▶ [Consigne a]
Mettez sous forme de liste numérotée les lignes des enregistrements, de celle qui contient « toc-entry-line: [105, 78, 690, 107] » jusqu'à la fin des enregistrements, sans les lignes vides.

▶ [Texte du document]
- - - - - - -

Pour les cinq MRC étudiées, un des objectifs atteints se rapporte à la conscientisation de la nécessité de réaliser des projets afin d’augmenter la qualité de vie et, ainsi, éviter l’exode de la population. Plusieurs municipalités ont proposé ou élaboré des projets ayant trait au loisir, au social, au culturel ou au communautaire : garderies, aménagement d’un parc municipal, infrastructures communautaires, pistes cyclables, infrastructures de loisir pour les jeunes, etc. Bien sûr, ces seules initiatives ne suffisent pas pour dynamiser un territoire. Des projets touchant l’économie et l’environnement doivent être entrepris afin que le développement soit plus global et générateur de retombées véritables. Il faut donc plutôt songer à mieux former la population, tout en favorisant la diversification économique ; développer une culture entrepreneuriale demande du temps (Joyal, Pouquay, El-Batal, 2005).

- - - - - - -

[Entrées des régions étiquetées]
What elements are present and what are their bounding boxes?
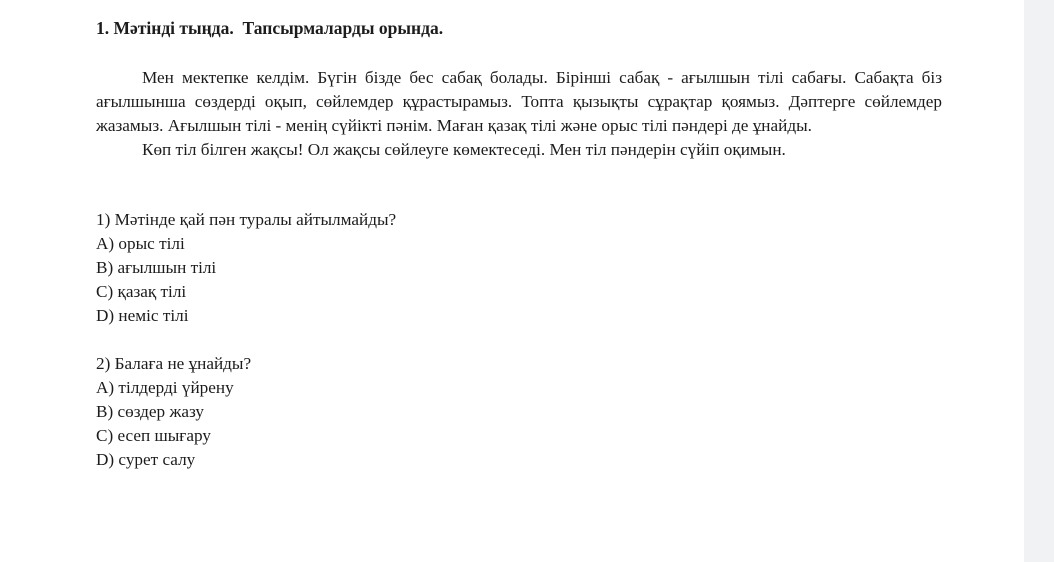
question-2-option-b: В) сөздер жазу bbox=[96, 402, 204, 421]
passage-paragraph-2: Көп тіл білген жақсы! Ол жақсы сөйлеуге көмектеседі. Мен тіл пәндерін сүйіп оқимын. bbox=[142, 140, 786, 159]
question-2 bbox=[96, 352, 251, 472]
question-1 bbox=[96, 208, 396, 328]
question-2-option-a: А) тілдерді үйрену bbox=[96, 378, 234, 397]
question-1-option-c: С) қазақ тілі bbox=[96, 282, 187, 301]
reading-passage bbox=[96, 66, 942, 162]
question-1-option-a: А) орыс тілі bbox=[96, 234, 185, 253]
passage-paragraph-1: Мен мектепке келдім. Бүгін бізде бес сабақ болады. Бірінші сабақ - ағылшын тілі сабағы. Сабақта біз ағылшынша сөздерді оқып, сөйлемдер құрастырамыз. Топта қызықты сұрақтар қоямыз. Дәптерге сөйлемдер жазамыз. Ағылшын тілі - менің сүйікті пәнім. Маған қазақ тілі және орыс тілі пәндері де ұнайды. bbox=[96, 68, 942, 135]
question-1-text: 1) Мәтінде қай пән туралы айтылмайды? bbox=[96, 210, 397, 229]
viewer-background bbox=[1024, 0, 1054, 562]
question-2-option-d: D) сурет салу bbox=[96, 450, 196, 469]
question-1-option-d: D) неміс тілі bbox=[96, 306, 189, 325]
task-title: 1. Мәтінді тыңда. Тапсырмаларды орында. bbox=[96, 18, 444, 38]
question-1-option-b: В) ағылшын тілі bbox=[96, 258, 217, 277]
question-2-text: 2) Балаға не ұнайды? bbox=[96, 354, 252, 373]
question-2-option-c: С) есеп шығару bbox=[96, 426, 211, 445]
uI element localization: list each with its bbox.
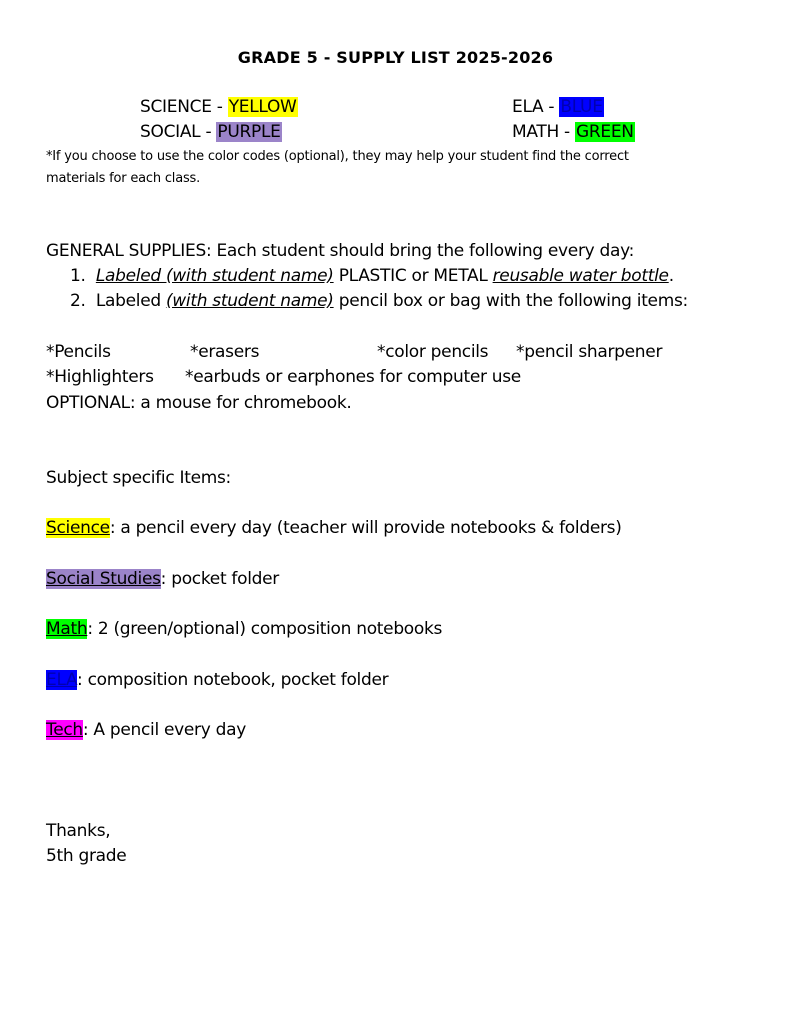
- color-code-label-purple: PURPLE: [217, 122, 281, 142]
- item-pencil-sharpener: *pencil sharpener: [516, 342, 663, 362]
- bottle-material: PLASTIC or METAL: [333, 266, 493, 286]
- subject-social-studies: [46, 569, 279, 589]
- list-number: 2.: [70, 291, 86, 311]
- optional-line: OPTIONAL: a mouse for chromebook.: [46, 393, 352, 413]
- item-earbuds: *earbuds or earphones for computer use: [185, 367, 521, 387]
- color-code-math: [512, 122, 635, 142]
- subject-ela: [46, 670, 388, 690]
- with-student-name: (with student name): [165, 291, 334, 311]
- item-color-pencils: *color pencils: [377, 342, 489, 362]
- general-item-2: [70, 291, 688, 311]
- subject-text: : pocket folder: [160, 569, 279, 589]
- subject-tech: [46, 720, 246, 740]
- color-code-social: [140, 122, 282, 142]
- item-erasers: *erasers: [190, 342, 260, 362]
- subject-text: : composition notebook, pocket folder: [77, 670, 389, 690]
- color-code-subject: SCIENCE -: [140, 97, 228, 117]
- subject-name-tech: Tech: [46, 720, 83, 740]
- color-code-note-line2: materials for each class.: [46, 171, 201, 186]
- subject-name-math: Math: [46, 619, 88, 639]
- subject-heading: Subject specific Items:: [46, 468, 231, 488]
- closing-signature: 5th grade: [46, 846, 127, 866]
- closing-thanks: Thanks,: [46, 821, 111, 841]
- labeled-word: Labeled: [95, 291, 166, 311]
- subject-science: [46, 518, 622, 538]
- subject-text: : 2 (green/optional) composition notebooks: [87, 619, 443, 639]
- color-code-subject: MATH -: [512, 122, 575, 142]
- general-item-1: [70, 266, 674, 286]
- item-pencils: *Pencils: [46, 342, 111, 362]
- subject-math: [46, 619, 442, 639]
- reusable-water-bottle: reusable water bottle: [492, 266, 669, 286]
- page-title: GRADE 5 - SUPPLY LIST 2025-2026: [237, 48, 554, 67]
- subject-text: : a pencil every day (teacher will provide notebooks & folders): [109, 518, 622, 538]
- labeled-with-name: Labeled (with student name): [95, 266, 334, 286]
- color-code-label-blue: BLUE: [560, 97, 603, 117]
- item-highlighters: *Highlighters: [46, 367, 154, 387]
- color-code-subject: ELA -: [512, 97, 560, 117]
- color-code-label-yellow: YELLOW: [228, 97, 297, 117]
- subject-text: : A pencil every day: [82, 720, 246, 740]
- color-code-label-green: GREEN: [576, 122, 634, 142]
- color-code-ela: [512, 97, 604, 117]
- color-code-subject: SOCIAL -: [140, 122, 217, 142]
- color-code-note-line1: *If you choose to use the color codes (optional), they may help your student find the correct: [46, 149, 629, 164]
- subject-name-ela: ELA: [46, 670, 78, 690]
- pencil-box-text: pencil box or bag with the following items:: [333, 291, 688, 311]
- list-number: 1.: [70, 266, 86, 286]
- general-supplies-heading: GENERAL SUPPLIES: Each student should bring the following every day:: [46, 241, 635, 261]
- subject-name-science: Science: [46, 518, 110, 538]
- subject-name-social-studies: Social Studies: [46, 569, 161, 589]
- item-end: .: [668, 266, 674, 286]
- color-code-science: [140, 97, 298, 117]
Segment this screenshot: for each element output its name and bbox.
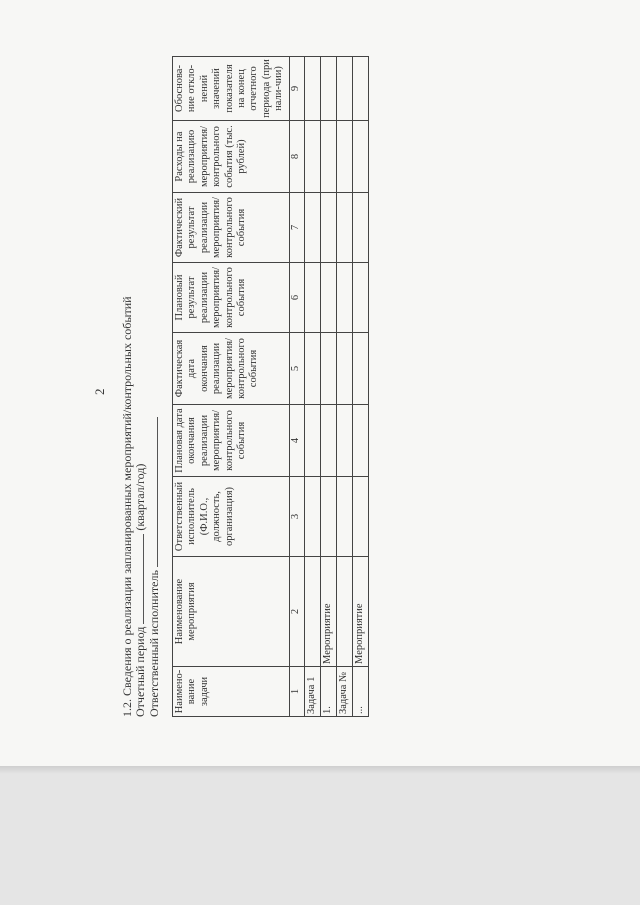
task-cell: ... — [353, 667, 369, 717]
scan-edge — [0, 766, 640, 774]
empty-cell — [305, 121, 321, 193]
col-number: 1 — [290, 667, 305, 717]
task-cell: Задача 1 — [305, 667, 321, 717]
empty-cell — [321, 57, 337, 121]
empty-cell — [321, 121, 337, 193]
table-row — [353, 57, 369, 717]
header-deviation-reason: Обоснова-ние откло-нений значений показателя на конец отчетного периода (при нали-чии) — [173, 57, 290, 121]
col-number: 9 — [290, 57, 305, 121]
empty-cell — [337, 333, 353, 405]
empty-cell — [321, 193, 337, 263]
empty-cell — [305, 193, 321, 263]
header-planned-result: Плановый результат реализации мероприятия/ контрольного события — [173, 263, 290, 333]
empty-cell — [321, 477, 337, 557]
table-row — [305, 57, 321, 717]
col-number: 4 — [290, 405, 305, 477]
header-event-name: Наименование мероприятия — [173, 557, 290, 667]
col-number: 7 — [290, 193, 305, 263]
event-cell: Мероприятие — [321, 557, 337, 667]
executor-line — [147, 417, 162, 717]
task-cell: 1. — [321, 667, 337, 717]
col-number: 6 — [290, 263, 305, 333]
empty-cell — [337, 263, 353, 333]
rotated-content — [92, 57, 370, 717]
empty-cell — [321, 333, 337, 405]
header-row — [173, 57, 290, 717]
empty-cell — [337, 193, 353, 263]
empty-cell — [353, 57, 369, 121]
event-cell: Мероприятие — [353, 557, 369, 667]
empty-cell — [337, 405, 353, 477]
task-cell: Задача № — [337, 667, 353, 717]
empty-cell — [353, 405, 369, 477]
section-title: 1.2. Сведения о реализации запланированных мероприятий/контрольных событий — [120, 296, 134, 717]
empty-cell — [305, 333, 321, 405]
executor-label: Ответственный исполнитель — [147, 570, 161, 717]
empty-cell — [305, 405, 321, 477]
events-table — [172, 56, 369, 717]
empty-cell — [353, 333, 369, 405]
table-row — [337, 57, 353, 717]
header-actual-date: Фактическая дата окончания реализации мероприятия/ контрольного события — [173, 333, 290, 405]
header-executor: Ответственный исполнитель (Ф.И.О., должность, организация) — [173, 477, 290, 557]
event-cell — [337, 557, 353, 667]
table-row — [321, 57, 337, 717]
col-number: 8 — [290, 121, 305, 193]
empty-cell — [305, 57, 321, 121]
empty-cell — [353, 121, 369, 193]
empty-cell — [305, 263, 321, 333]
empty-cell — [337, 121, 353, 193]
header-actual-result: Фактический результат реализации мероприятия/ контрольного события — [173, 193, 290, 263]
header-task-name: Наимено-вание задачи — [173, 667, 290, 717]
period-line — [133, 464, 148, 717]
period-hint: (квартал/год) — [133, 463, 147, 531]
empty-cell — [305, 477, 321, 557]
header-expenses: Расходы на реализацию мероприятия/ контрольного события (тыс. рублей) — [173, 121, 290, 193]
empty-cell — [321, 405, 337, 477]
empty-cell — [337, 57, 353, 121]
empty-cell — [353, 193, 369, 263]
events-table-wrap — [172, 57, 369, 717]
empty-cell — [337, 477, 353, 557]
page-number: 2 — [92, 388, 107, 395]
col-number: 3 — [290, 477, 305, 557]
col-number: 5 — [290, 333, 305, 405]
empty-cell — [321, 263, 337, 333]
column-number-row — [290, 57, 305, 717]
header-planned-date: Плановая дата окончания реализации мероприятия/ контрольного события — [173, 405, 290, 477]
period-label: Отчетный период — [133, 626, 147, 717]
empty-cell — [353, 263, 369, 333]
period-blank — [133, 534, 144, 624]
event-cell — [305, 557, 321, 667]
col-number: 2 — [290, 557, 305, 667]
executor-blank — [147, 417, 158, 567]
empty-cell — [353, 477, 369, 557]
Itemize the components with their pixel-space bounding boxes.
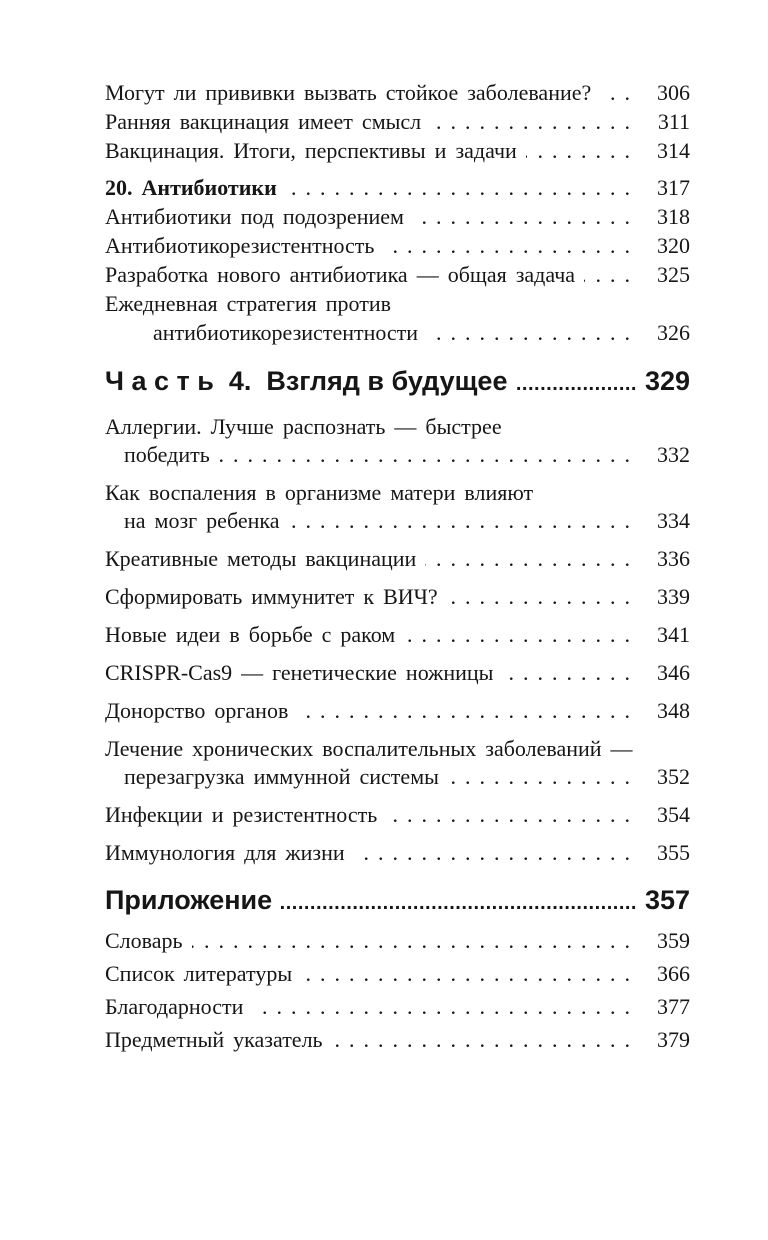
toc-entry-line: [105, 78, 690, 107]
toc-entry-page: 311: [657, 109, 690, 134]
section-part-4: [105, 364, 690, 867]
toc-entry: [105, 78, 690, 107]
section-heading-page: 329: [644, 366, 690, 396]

- - - - - - -

▶ [Consigne b]
Répétez intégralement le texte sur les projets des cinq MRC étudiées.

▶ [Réponse attendue a]
1. toc-entry-line: [105, 78, 690, 107]
2. toc-entry-page: 311: [657, 109, 690, 134]
3. section-part-4: [105, 364, 690, 867]
4. toc-entry: [105, 78, 690, 107]
5. section-heading-page: 329: [644, 366, 690, 396]

▶ [Réponse attendue b]
Pour les cinq MRC étudiées, un des objectifs atteints se rapporte à la conscientisation de la nécessité de réaliser des projets afin d’augmenter la qualité de vie et, ainsi, éviter l’exode de la population. Plusieurs municipalités ont proposé ou élaboré des projets ayant trait au loisir, au social, au culturel ou au communautaire : garderies, aménagement d’un parc municipal, infrastructures communautaires, pistes cyclables, infrastructures de loisir pour les jeunes, etc. Bien sûr, ces seules initiatives ne suffisent pas pour dynamiser un territoire. Des projets touchant l’économie et l’environnement doivent être entrepris afin que le développement soit plus global et générateur de retombées véritables. Il faut donc plutôt songer à mieux former la population, tout en favorisant la diversification économique ; développer une culture entrepreneuriale demande du temps (Joyal, Pouquay, El-Batal, 2005).